-- Records --
──────────

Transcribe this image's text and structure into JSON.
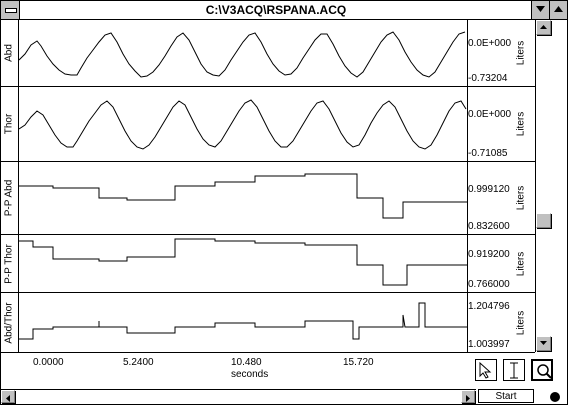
{
  "window": {
    "title": "C:\\V3ACQ\\RSPANA.ACQ"
  },
  "channels": [
    {
      "label": "Abd",
      "max": "0.0E+000",
      "min": "-0.73204",
      "unit": "Liters"
    },
    {
      "label": "Thor",
      "max": "0.0E+000",
      "min": "-0.71085",
      "unit": "Liters"
    },
    {
      "label": "P-P Abd",
      "max": "0.999120",
      "min": "0.832600",
      "unit": "Liters"
    },
    {
      "label": "P-P Thor",
      "max": "0.919200",
      "min": "0.766000",
      "unit": "Liters"
    },
    {
      "label": "Abd/Thor",
      "max": "1.204796",
      "min": "1.003997",
      "unit": "Liters"
    }
  ],
  "time_axis": {
    "ticks": [
      "0.0000",
      "5.2400",
      "10.480",
      "15.720"
    ],
    "label": "seconds"
  },
  "tools": [
    "pointer-tool",
    "ibeam-tool",
    "zoom-tool"
  ],
  "controls": {
    "start_label": "Start"
  },
  "colors": {
    "trace": "#000000",
    "chrome": "#c0c0c0"
  }
}
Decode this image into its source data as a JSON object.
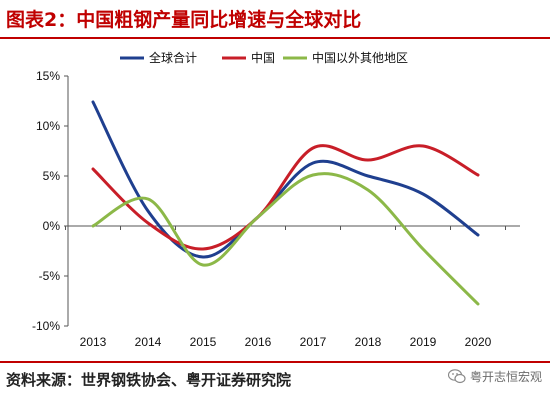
{
  "header": {
    "title": "图表2：中国粗钢产量同比增速与全球对比"
  },
  "footer": {
    "source": "资料来源：世界钢铁协会、粤开证券研究院"
  },
  "watermark": {
    "text": "粤开志恒宏观"
  },
  "colors": {
    "accent": "#c00000",
    "global": "#1f3f8f",
    "china": "#c81e28",
    "other": "#8cb848"
  },
  "chart_data": {
    "type": "line",
    "title": "图表2：中国粗钢产量同比增速与全球对比",
    "xlabel": "",
    "ylabel": "",
    "x": [
      "2013",
      "2014",
      "2015",
      "2016",
      "2017",
      "2018",
      "2019",
      "2020"
    ],
    "ylim": [
      -10,
      15
    ],
    "yticks": [
      "15%",
      "10%",
      "5%",
      "0%",
      "-5%",
      "-10%"
    ],
    "ytick_values": [
      15,
      10,
      5,
      0,
      -5,
      -10
    ],
    "legend_position": "top",
    "grid": false,
    "series": [
      {
        "name": "全球合计",
        "color": "#1f3f8f",
        "values": [
          12.4,
          1.5,
          -3.1,
          0.9,
          6.3,
          5.0,
          3.2,
          -0.9
        ]
      },
      {
        "name": "中国",
        "color": "#c81e28",
        "values": [
          5.7,
          0.3,
          -2.3,
          0.9,
          7.8,
          6.6,
          8.0,
          5.1
        ]
      },
      {
        "name": "中国以外其他地区",
        "color": "#8cb848",
        "values": [
          0.0,
          2.7,
          -3.9,
          0.9,
          5.1,
          3.6,
          -2.3,
          -7.8
        ]
      }
    ]
  }
}
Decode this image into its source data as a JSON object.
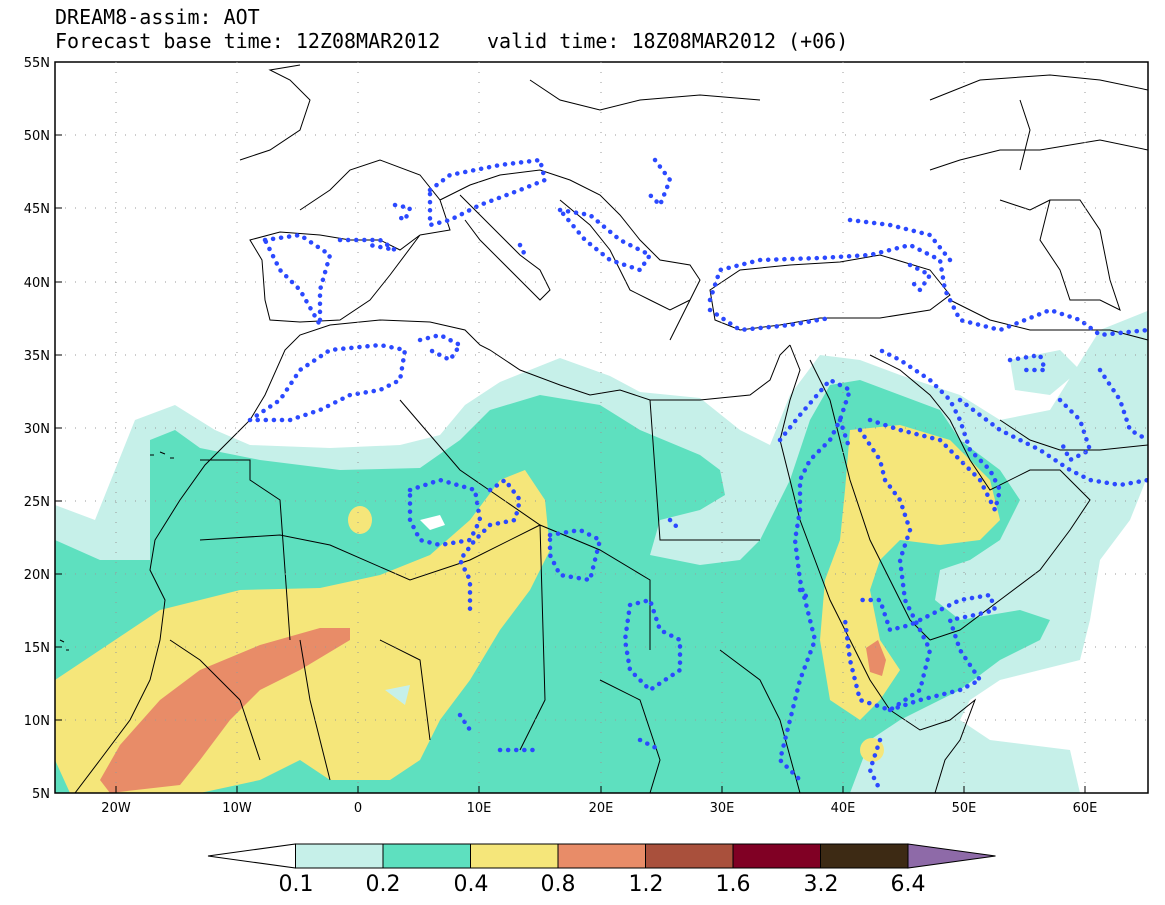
{
  "title": {
    "line1": "DREAM8-assim: AOT",
    "line2_left": "Forecast base time: 12Z08MAR2012",
    "line2_right": "valid time: 18Z08MAR2012 (+06)"
  },
  "axes": {
    "lat_labels": [
      "55N",
      "50N",
      "45N",
      "40N",
      "35N",
      "30N",
      "25N",
      "20N",
      "15N",
      "10N",
      "5N"
    ],
    "lon_labels": [
      "20W",
      "10W",
      "0",
      "10E",
      "20E",
      "30E",
      "40E",
      "50E",
      "60E"
    ]
  },
  "colorbar": {
    "labels": [
      "0.1",
      "0.2",
      "0.4",
      "0.8",
      "1.2",
      "1.6",
      "3.2",
      "6.4"
    ],
    "colors": [
      "#ffffff",
      "#c6f0e9",
      "#5ee0bf",
      "#f5e67a",
      "#e88c68",
      "#a9503c",
      "#800024",
      "#3d2a14",
      "#8e6aa8"
    ]
  },
  "map_colors": {
    "land_line": "#000000",
    "contour_dots": "#2b49ff"
  }
}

──────────

-- What you need to do --
Reproduce all of the material above word for word. Omit the pictures.

-- Answer below --
Transcribe this image's text and structure into JSON.
{
  "window": {
    "title": "C:\\V3ACQ\\RSPANA.ACQ"
  },
  "channels": [
    {
      "label": "Abd",
      "max": "0.0E+000",
      "min": "-0.73204",
      "unit": "Liters"
    },
    {
      "label": "Thor",
      "max": "0.0E+000",
      "min": "-0.71085",
      "unit": "Liters"
    },
    {
      "label": "P-P Abd",
      "max": "0.999120",
      "min": "0.832600",
      "unit": "Liters"
    },
    {
      "label": "P-P Thor",
      "max": "0.919200",
      "min": "0.766000",
      "unit": "Liters"
    },
    {
      "label": "Abd/Thor",
      "max": "1.204796",
      "min": "1.003997",
      "unit": "Liters"
    }
  ],
  "time_axis": {
    "ticks": [
      "0.0000",
      "5.2400",
      "10.480",
      "15.720"
    ],
    "label": "seconds"
  },
  "tools": [
    "pointer-tool",
    "ibeam-tool",
    "zoom-tool"
  ],
  "controls": {
    "start_label": "Start"
  },
  "colors": {
    "trace": "#000000",
    "chrome": "#c0c0c0"
  }
}
Decode this image into its source data as a JSON object.
{
  "header": {
    "title": "图表2：中国粗钢产量同比增速与全球对比"
  },
  "footer": {
    "source": "资料来源：世界钢铁协会、粤开证券研究院"
  },
  "watermark": {
    "text": "粤开志恒宏观"
  },
  "colors": {
    "accent": "#c00000",
    "global": "#1f3f8f",
    "china": "#c81e28",
    "other": "#8cb848"
  },
  "chart_data": {
    "type": "line",
    "title": "图表2：中国粗钢产量同比增速与全球对比",
    "xlabel": "",
    "ylabel": "",
    "x": [
      "2013",
      "2014",
      "2015",
      "2016",
      "2017",
      "2018",
      "2019",
      "2020"
    ],
    "ylim": [
      -10,
      15
    ],
    "yticks": [
      "15%",
      "10%",
      "5%",
      "0%",
      "-5%",
      "-10%"
    ],
    "ytick_values": [
      15,
      10,
      5,
      0,
      -5,
      -10
    ],
    "legend_position": "top",
    "grid": false,
    "series": [
      {
        "name": "全球合计",
        "color": "#1f3f8f",
        "values": [
          12.4,
          1.5,
          -3.1,
          0.9,
          6.3,
          5.0,
          3.2,
          -0.9
        ]
      },
      {
        "name": "中国",
        "color": "#c81e28",
        "values": [
          5.7,
          0.3,
          -2.3,
          0.9,
          7.8,
          6.6,
          8.0,
          5.1
        ]
      },
      {
        "name": "中国以外其他地区",
        "color": "#8cb848",
        "values": [
          0.0,
          2.7,
          -3.9,
          0.9,
          5.1,
          3.6,
          -2.3,
          -7.8
        ]
      }
    ]
  }
}
Decode this image into its source data as a JSON object.
{
  "title": {
    "line1": "DREAM8-assim: AOT",
    "line2_left": "Forecast base time: 12Z08MAR2012",
    "line2_right": "valid time: 18Z08MAR2012 (+06)"
  },
  "axes": {
    "lat_labels": [
      "55N",
      "50N",
      "45N",
      "40N",
      "35N",
      "30N",
      "25N",
      "20N",
      "15N",
      "10N",
      "5N"
    ],
    "lon_labels": [
      "20W",
      "10W",
      "0",
      "10E",
      "20E",
      "30E",
      "40E",
      "50E",
      "60E"
    ]
  },
  "colorbar": {
    "labels": [
      "0.1",
      "0.2",
      "0.4",
      "0.8",
      "1.2",
      "1.6",
      "3.2",
      "6.4"
    ],
    "colors": [
      "#ffffff",
      "#c6f0e9",
      "#5ee0bf",
      "#f5e67a",
      "#e88c68",
      "#a9503c",
      "#800024",
      "#3d2a14",
      "#8e6aa8"
    ]
  },
  "map_colors": {
    "land_line": "#000000",
    "contour_dots": "#2b49ff"
  }
}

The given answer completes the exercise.